#### [EXERCISE REQUIREMENTS]
Pick out all lines of the entries that include the word "this" and copy them.

#### [Excerpt from a dataset]
-*-
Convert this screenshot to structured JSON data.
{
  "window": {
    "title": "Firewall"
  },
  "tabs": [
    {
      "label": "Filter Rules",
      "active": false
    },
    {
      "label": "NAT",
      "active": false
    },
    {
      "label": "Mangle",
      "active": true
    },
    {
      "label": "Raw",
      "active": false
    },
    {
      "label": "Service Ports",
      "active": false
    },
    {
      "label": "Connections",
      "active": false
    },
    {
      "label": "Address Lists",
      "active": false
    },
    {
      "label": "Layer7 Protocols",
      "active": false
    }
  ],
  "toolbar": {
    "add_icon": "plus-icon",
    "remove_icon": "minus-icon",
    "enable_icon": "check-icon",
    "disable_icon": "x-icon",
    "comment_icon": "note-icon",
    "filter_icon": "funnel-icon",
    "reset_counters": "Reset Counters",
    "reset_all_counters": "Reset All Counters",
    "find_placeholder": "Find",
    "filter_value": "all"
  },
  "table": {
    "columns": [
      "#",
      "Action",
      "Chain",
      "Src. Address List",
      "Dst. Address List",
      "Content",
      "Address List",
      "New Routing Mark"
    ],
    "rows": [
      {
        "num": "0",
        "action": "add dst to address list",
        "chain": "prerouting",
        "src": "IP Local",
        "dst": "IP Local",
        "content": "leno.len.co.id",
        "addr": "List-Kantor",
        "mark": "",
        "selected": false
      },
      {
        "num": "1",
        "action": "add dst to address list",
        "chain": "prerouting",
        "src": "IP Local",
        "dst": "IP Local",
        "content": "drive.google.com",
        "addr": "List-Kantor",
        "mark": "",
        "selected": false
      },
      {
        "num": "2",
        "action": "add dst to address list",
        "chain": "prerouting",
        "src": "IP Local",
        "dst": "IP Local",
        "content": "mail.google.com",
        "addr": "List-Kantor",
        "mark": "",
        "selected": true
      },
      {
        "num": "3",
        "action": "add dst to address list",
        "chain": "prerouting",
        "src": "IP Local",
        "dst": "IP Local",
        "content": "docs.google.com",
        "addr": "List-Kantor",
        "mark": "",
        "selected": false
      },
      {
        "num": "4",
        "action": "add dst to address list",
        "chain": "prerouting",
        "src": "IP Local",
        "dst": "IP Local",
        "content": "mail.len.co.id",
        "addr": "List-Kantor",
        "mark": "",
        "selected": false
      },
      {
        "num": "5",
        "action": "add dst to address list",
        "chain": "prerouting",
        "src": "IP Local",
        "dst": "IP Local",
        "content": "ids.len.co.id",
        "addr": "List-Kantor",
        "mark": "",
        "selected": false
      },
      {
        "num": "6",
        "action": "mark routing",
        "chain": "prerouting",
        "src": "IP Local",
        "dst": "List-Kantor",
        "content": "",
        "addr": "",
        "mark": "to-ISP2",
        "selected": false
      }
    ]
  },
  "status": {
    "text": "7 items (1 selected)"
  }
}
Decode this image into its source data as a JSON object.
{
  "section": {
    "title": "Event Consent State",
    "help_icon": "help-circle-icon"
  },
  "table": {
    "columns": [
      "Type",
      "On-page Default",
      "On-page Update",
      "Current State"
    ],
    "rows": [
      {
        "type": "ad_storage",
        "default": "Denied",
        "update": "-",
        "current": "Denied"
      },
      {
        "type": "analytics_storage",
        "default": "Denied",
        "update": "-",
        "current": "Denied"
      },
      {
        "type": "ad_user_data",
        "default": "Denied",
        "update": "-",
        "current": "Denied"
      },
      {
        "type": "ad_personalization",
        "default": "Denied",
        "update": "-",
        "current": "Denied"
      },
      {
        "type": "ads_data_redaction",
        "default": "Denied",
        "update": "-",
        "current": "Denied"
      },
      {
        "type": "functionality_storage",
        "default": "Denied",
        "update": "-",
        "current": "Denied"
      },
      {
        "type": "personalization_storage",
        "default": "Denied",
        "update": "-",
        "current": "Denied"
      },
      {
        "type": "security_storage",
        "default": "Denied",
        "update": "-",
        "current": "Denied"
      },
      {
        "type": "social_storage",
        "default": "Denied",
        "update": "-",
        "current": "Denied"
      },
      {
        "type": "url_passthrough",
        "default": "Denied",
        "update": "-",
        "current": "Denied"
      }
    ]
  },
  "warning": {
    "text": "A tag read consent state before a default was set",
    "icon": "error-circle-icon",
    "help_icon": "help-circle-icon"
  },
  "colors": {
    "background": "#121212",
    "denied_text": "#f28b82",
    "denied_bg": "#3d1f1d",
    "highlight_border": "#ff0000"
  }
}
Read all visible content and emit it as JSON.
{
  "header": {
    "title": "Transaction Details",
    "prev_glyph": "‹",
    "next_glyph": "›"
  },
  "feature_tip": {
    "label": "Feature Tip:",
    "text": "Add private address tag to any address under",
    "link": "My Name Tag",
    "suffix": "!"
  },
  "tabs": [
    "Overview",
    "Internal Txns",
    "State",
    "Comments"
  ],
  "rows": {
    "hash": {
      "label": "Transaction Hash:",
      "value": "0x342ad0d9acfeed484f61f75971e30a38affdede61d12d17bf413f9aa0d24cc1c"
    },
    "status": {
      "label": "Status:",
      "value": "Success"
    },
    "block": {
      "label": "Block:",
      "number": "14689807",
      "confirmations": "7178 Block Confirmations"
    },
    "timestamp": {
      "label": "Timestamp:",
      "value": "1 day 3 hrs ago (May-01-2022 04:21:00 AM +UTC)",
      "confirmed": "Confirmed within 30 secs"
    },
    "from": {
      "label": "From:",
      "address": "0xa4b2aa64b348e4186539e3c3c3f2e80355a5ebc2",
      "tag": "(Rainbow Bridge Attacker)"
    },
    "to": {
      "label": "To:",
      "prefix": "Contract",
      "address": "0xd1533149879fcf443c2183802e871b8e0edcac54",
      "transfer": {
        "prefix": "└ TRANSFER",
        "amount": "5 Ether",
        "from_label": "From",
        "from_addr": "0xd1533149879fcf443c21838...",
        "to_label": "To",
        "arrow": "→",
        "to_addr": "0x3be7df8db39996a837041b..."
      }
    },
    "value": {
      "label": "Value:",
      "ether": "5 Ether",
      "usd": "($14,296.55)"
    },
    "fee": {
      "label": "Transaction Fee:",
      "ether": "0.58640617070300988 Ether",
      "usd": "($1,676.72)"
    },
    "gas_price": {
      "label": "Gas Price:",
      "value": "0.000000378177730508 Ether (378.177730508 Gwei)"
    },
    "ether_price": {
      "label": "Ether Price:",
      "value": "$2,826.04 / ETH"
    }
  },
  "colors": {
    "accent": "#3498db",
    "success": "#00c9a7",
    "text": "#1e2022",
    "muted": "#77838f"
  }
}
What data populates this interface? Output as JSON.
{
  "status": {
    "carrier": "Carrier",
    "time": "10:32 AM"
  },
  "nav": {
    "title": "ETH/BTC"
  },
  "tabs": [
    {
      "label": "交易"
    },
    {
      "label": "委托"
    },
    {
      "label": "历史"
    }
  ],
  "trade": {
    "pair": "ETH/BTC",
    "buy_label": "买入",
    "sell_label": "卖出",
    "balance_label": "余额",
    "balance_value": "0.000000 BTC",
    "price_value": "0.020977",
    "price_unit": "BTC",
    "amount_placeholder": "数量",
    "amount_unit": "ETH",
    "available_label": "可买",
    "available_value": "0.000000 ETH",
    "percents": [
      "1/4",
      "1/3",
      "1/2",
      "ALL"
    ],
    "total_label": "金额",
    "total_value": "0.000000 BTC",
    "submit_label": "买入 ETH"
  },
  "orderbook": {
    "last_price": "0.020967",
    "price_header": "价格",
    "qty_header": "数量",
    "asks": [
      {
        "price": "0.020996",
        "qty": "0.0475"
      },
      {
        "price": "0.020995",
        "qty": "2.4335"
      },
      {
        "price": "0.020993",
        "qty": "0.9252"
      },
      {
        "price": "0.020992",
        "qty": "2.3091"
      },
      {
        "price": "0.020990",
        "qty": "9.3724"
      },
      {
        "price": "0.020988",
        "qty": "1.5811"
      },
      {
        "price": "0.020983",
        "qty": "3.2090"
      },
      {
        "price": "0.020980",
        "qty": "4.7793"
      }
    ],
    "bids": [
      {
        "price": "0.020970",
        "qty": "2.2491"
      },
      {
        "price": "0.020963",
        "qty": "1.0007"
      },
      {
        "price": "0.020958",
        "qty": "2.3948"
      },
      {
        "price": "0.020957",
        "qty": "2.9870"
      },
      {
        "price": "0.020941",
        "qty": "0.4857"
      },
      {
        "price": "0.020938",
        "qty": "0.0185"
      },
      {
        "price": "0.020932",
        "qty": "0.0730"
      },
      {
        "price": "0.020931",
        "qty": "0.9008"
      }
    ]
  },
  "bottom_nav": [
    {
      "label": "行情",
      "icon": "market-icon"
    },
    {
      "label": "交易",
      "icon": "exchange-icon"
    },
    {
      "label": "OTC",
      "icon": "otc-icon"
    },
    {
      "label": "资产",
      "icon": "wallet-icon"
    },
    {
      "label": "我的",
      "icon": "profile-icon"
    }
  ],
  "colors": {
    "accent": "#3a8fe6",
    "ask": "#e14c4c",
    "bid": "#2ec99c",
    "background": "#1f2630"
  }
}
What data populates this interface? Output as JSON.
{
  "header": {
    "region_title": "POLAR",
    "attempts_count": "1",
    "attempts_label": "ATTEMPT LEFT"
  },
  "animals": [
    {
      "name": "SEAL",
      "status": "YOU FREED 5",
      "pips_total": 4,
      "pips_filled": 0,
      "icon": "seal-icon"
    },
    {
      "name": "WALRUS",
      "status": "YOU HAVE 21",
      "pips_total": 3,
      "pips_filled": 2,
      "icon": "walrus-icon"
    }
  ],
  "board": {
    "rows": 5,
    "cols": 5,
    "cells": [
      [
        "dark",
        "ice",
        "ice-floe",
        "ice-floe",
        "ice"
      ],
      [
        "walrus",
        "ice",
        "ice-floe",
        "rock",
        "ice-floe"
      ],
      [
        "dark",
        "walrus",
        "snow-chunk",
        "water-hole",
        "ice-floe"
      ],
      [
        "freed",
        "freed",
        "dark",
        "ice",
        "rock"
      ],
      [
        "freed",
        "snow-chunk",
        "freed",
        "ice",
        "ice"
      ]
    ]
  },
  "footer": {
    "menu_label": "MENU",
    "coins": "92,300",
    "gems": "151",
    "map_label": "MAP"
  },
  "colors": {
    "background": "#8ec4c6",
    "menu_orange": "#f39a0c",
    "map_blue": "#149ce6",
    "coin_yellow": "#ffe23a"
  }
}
-*-
#### [OUTPUT OF THE TASK]
Convert this screenshot to structured JSON data.
Decode this image into its source data as a JSON object.
What data populates this interface? Output as JSON.
What data populates this interface? Output as JSON.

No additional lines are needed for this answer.